### YOUR TASK
Each entry must be reproduced precisely as it stands.

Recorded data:

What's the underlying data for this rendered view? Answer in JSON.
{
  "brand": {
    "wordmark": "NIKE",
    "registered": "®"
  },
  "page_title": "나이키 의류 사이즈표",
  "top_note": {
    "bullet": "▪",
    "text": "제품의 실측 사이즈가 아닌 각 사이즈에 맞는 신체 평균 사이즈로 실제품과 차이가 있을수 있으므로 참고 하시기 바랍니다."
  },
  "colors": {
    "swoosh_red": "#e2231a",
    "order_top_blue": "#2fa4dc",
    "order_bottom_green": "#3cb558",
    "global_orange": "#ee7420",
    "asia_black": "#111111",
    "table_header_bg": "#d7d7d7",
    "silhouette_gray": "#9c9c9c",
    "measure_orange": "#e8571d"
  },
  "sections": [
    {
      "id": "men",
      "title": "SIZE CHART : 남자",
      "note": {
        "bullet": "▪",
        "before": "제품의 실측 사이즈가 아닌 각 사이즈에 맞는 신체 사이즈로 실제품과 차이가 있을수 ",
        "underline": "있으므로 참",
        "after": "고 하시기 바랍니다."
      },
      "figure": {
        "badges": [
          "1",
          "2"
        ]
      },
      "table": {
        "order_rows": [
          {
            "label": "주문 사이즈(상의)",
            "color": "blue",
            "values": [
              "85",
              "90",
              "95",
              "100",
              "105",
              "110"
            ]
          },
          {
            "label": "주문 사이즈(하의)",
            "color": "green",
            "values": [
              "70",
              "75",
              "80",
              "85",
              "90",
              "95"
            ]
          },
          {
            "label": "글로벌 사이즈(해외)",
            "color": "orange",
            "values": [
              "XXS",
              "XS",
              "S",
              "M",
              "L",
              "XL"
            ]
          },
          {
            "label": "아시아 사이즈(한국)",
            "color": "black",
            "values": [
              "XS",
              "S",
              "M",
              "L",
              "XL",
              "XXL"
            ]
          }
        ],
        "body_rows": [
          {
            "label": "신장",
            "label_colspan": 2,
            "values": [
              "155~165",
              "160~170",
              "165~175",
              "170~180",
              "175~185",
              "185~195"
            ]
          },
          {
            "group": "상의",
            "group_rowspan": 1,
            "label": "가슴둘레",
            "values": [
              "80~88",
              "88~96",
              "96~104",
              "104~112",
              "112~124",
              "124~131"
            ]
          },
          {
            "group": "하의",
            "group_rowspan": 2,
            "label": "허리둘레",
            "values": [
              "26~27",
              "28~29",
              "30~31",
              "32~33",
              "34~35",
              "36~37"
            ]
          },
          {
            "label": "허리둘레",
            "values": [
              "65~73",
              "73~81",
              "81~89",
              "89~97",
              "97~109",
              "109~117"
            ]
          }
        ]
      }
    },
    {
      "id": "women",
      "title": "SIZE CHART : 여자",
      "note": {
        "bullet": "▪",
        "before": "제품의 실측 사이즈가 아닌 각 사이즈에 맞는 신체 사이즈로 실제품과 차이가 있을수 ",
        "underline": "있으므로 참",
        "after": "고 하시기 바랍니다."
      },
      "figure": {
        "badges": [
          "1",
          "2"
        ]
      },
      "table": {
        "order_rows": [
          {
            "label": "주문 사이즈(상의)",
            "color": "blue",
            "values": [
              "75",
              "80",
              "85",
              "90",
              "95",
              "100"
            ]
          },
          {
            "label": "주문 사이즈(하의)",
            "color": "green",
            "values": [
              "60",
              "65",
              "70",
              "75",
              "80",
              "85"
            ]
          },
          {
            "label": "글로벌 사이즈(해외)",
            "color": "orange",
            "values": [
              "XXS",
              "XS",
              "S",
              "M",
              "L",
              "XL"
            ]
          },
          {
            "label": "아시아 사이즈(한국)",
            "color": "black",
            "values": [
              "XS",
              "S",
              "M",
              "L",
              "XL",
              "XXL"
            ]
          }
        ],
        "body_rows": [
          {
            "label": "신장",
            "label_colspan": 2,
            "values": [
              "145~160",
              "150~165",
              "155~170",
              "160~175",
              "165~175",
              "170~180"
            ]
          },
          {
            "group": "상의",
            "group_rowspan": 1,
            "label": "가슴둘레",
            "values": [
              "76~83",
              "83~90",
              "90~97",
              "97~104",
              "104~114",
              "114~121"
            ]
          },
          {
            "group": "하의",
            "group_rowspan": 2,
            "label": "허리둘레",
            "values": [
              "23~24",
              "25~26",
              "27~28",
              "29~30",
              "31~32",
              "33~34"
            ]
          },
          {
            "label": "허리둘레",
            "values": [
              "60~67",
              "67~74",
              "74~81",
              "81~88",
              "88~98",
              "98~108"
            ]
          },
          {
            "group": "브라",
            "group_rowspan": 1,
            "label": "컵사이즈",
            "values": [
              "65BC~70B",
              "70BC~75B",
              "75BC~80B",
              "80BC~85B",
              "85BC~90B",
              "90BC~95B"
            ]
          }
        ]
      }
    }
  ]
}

### THE COMPLETED TASK
What's the underlying data for this rendered view? Answer in JSON.
{
  "brand": {
    "wordmark": "NIKE",
    "registered": "®"
  },
  "page_title": "나이키 의류 사이즈표",
  "top_note": {
    "bullet": "▪",
    "text": "제품의 실측 사이즈가 아닌 각 사이즈에 맞는 신체 평균 사이즈로 실제품과 차이가 있을수 있으므로 참고 하시기 바랍니다."
  },
  "colors": {
    "swoosh_red": "#e2231a",
    "order_top_blue": "#2fa4dc",
    "order_bottom_green": "#3cb558",
    "global_orange": "#ee7420",
    "asia_black": "#111111",
    "table_header_bg": "#d7d7d7",
    "silhouette_gray": "#9c9c9c",
    "measure_orange": "#e8571d"
  },
  "sections": [
    {
      "id": "men",
      "title": "SIZE CHART : 남자",
      "note": {
        "bullet": "▪",
        "before": "제품의 실측 사이즈가 아닌 각 사이즈에 맞는 신체 사이즈로 실제품과 차이가 있을수 ",
        "underline": "있으므로 참",
        "after": "고 하시기 바랍니다."
      },
      "figure": {
        "badges": [
          "1",
          "2"
        ]
      },
      "table": {
        "order_rows": [
          {
            "label": "주문 사이즈(상의)",
            "color": "blue",
            "values": [
              "85",
              "90",
              "95",
              "100",
              "105",
              "110"
            ]
          },
          {
            "label": "주문 사이즈(하의)",
            "color": "green",
            "values": [
              "70",
              "75",
              "80",
              "85",
              "90",
              "95"
            ]
          },
          {
            "label": "글로벌 사이즈(해외)",
            "color": "orange",
            "values": [
              "XXS",
              "XS",
              "S",
              "M",
              "L",
              "XL"
            ]
          },
          {
            "label": "아시아 사이즈(한국)",
            "color": "black",
            "values": [
              "XS",
              "S",
              "M",
              "L",
              "XL",
              "XXL"
            ]
          }
        ],
        "body_rows": [
          {
            "label": "신장",
            "label_colspan": 2,
            "values": [
              "155~165",
              "160~170",
              "165~175",
              "170~180",
              "175~185",
              "185~195"
            ]
          },
          {
            "group": "상의",
            "group_rowspan": 1,
            "label": "가슴둘레",
            "values": [
              "80~88",
              "88~96",
              "96~104",
              "104~112",
              "112~124",
              "124~131"
            ]
          },
          {
            "group": "하의",
            "group_rowspan": 2,
            "label": "허리둘레",
            "values": [
              "26~27",
              "28~29",
              "30~31",
              "32~33",
              "34~35",
              "36~37"
            ]
          },
          {
            "label": "허리둘레",
            "values": [
              "65~73",
              "73~81",
              "81~89",
              "89~97",
              "97~109",
              "109~117"
            ]
          }
        ]
      }
    },
    {
      "id": "women",
      "title": "SIZE CHART : 여자",
      "note": {
        "bullet": "▪",
        "before": "제품의 실측 사이즈가 아닌 각 사이즈에 맞는 신체 사이즈로 실제품과 차이가 있을수 ",
        "underline": "있으므로 참",
        "after": "고 하시기 바랍니다."
      },
      "figure": {
        "badges": [
          "1",
          "2"
        ]
      },
      "table": {
        "order_rows": [
          {
            "label": "주문 사이즈(상의)",
            "color": "blue",
            "values": [
              "75",
              "80",
              "85",
              "90",
              "95",
              "100"
            ]
          },
          {
            "label": "주문 사이즈(하의)",
            "color": "green",
            "values": [
              "60",
              "65",
              "70",
              "75",
              "80",
              "85"
            ]
          },
          {
            "label": "글로벌 사이즈(해외)",
            "color": "orange",
            "values": [
              "XXS",
              "XS",
              "S",
              "M",
              "L",
              "XL"
            ]
          },
          {
            "label": "아시아 사이즈(한국)",
            "color": "black",
            "values": [
              "XS",
              "S",
              "M",
              "L",
              "XL",
              "XXL"
            ]
          }
        ],
        "body_rows": [
          {
            "label": "신장",
            "label_colspan": 2,
            "values": [
              "145~160",
              "150~165",
              "155~170",
              "160~175",
              "165~175",
              "170~180"
            ]
          },
          {
            "group": "상의",
            "group_rowspan": 1,
            "label": "가슴둘레",
            "values": [
              "76~83",
              "83~90",
              "90~97",
              "97~104",
              "104~114",
              "114~121"
            ]
          },
          {
            "group": "하의",
            "group_rowspan": 2,
            "label": "허리둘레",
            "values": [
              "23~24",
              "25~26",
              "27~28",
              "29~30",
              "31~32",
              "33~34"
            ]
          },
          {
            "label": "허리둘레",
            "values": [
              "60~67",
              "67~74",
              "74~81",
              "81~88",
              "88~98",
              "98~108"
            ]
          },
          {
            "group": "브라",
            "group_rowspan": 1,
            "label": "컵사이즈",
            "values": [
              "65BC~70B",
              "70BC~75B",
              "75BC~80B",
              "80BC~85B",
              "85BC~90B",
              "90BC~95B"
            ]
          }
        ]
      }
    }
  ]
}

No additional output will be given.